** DIRECTIVE **
Return the entries below verbatim. Pictures stay out.

** DATASET **

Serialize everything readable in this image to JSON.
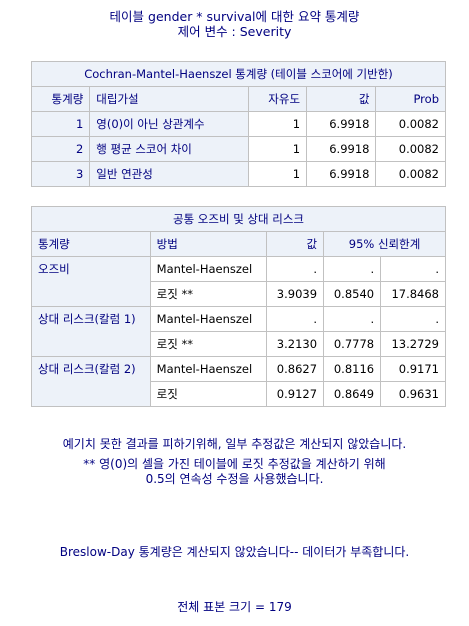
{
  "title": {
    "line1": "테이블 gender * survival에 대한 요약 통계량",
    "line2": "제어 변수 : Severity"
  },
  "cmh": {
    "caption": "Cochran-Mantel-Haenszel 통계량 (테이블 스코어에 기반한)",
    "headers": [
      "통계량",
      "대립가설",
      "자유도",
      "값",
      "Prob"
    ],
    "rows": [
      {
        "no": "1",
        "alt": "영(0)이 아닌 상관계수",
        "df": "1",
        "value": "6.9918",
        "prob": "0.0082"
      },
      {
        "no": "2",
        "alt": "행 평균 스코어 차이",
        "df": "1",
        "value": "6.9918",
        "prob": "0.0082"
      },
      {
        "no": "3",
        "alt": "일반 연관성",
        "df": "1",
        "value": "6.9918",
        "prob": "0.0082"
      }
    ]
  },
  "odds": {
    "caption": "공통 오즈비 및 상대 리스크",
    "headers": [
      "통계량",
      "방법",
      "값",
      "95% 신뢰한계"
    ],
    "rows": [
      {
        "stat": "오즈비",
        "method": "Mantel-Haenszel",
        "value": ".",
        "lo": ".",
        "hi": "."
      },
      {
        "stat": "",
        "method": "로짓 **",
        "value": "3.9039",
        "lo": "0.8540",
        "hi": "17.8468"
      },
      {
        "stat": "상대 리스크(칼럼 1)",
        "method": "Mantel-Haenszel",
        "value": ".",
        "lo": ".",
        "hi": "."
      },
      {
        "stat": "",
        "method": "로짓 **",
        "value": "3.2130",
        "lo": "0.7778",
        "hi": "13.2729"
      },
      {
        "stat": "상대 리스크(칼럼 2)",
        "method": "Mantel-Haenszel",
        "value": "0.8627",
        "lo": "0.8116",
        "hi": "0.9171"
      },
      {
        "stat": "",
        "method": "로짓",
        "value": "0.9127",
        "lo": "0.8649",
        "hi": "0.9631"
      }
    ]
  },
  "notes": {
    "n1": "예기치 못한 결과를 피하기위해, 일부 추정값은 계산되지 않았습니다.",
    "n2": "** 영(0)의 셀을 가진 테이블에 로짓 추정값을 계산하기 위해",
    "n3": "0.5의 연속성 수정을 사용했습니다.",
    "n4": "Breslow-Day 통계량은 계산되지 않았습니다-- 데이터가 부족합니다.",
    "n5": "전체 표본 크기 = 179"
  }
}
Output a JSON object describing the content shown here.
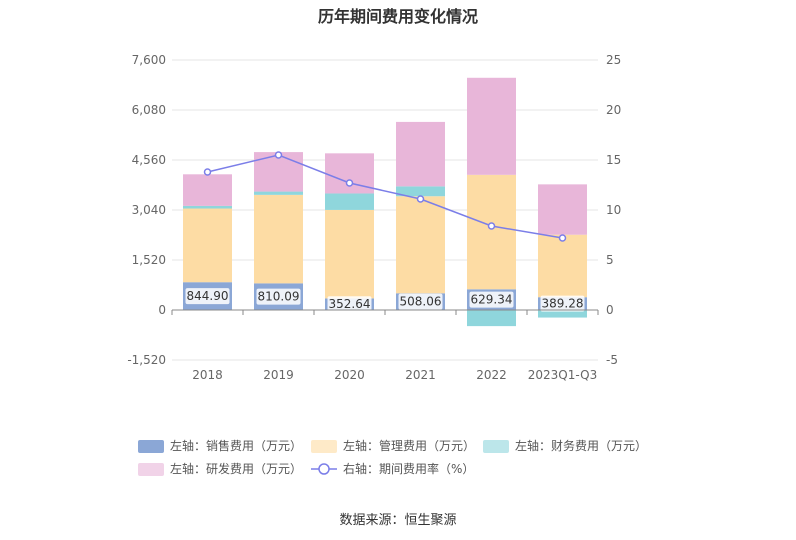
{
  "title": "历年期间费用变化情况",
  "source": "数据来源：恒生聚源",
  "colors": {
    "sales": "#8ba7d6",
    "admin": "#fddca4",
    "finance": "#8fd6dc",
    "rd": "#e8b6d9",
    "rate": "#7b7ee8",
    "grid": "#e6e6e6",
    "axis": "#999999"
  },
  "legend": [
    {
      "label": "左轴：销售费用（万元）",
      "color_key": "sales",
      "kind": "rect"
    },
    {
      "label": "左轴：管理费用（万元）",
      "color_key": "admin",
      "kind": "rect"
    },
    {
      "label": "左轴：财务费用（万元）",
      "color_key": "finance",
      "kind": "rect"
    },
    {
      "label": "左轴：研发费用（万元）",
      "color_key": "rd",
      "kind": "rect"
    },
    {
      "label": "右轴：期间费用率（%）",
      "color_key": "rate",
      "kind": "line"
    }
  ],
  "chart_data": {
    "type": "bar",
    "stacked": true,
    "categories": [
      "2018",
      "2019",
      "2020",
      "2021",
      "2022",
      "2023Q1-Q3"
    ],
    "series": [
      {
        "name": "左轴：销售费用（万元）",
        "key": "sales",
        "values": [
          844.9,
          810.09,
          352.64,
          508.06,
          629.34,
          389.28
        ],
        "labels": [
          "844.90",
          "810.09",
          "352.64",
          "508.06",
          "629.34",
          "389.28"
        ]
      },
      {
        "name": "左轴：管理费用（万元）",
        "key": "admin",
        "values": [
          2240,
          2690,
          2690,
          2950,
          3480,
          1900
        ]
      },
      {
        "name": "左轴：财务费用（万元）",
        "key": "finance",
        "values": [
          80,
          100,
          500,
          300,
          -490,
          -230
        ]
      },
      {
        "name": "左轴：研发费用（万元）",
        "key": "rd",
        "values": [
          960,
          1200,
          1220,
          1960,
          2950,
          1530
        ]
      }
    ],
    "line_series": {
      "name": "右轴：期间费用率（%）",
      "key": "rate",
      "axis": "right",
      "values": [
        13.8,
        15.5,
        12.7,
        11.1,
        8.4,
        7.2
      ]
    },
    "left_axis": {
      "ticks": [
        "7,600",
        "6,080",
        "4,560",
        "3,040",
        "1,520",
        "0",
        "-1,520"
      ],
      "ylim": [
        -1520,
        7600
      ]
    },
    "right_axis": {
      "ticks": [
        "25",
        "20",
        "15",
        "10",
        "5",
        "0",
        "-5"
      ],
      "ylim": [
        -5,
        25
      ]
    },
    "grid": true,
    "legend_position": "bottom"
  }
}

** REPLY **
Serialize everything readable in this image to JSON.
{
  "title": {
    "line1": "테이블 gender * survival에 대한 요약 통계량",
    "line2": "제어 변수 : Severity"
  },
  "cmh": {
    "caption": "Cochran-Mantel-Haenszel 통계량 (테이블 스코어에 기반한)",
    "headers": [
      "통계량",
      "대립가설",
      "자유도",
      "값",
      "Prob"
    ],
    "rows": [
      {
        "no": "1",
        "alt": "영(0)이 아닌 상관계수",
        "df": "1",
        "value": "6.9918",
        "prob": "0.0082"
      },
      {
        "no": "2",
        "alt": "행 평균 스코어 차이",
        "df": "1",
        "value": "6.9918",
        "prob": "0.0082"
      },
      {
        "no": "3",
        "alt": "일반 연관성",
        "df": "1",
        "value": "6.9918",
        "prob": "0.0082"
      }
    ]
  },
  "odds": {
    "caption": "공통 오즈비 및 상대 리스크",
    "headers": [
      "통계량",
      "방법",
      "값",
      "95% 신뢰한계"
    ],
    "rows": [
      {
        "stat": "오즈비",
        "method": "Mantel-Haenszel",
        "value": ".",
        "lo": ".",
        "hi": "."
      },
      {
        "stat": "",
        "method": "로짓 **",
        "value": "3.9039",
        "lo": "0.8540",
        "hi": "17.8468"
      },
      {
        "stat": "상대 리스크(칼럼 1)",
        "method": "Mantel-Haenszel",
        "value": ".",
        "lo": ".",
        "hi": "."
      },
      {
        "stat": "",
        "method": "로짓 **",
        "value": "3.2130",
        "lo": "0.7778",
        "hi": "13.2729"
      },
      {
        "stat": "상대 리스크(칼럼 2)",
        "method": "Mantel-Haenszel",
        "value": "0.8627",
        "lo": "0.8116",
        "hi": "0.9171"
      },
      {
        "stat": "",
        "method": "로짓",
        "value": "0.9127",
        "lo": "0.8649",
        "hi": "0.9631"
      }
    ]
  },
  "notes": {
    "n1": "예기치 못한 결과를 피하기위해, 일부 추정값은 계산되지 않았습니다.",
    "n2": "** 영(0)의 셀을 가진 테이블에 로짓 추정값을 계산하기 위해",
    "n3": "0.5의 연속성 수정을 사용했습니다.",
    "n4": "Breslow-Day 통계량은 계산되지 않았습니다-- 데이터가 부족합니다.",
    "n5": "전체 표본 크기 = 179"
  }
}
Output a JSON object describing the content shown here.
{
  "title": "历年期间费用变化情况",
  "source": "数据来源：恒生聚源",
  "colors": {
    "sales": "#8ba7d6",
    "admin": "#fddca4",
    "finance": "#8fd6dc",
    "rd": "#e8b6d9",
    "rate": "#7b7ee8",
    "grid": "#e6e6e6",
    "axis": "#999999"
  },
  "legend": [
    {
      "label": "左轴：销售费用（万元）",
      "color_key": "sales",
      "kind": "rect"
    },
    {
      "label": "左轴：管理费用（万元）",
      "color_key": "admin",
      "kind": "rect"
    },
    {
      "label": "左轴：财务费用（万元）",
      "color_key": "finance",
      "kind": "rect"
    },
    {
      "label": "左轴：研发费用（万元）",
      "color_key": "rd",
      "kind": "rect"
    },
    {
      "label": "右轴：期间费用率（%）",
      "color_key": "rate",
      "kind": "line"
    }
  ],
  "chart_data": {
    "type": "bar",
    "stacked": true,
    "categories": [
      "2018",
      "2019",
      "2020",
      "2021",
      "2022",
      "2023Q1-Q3"
    ],
    "series": [
      {
        "name": "左轴：销售费用（万元）",
        "key": "sales",
        "values": [
          844.9,
          810.09,
          352.64,
          508.06,
          629.34,
          389.28
        ],
        "labels": [
          "844.90",
          "810.09",
          "352.64",
          "508.06",
          "629.34",
          "389.28"
        ]
      },
      {
        "name": "左轴：管理费用（万元）",
        "key": "admin",
        "values": [
          2240,
          2690,
          2690,
          2950,
          3480,
          1900
        ]
      },
      {
        "name": "左轴：财务费用（万元）",
        "key": "finance",
        "values": [
          80,
          100,
          500,
          300,
          -490,
          -230
        ]
      },
      {
        "name": "左轴：研发费用（万元）",
        "key": "rd",
        "values": [
          960,
          1200,
          1220,
          1960,
          2950,
          1530
        ]
      }
    ],
    "line_series": {
      "name": "右轴：期间费用率（%）",
      "key": "rate",
      "axis": "right",
      "values": [
        13.8,
        15.5,
        12.7,
        11.1,
        8.4,
        7.2
      ]
    },
    "left_axis": {
      "ticks": [
        "7,600",
        "6,080",
        "4,560",
        "3,040",
        "1,520",
        "0",
        "-1,520"
      ],
      "ylim": [
        -1520,
        7600
      ]
    },
    "right_axis": {
      "ticks": [
        "25",
        "20",
        "15",
        "10",
        "5",
        "0",
        "-5"
      ],
      "ylim": [
        -5,
        25
      ]
    },
    "grid": true,
    "legend_position": "bottom"
  }
}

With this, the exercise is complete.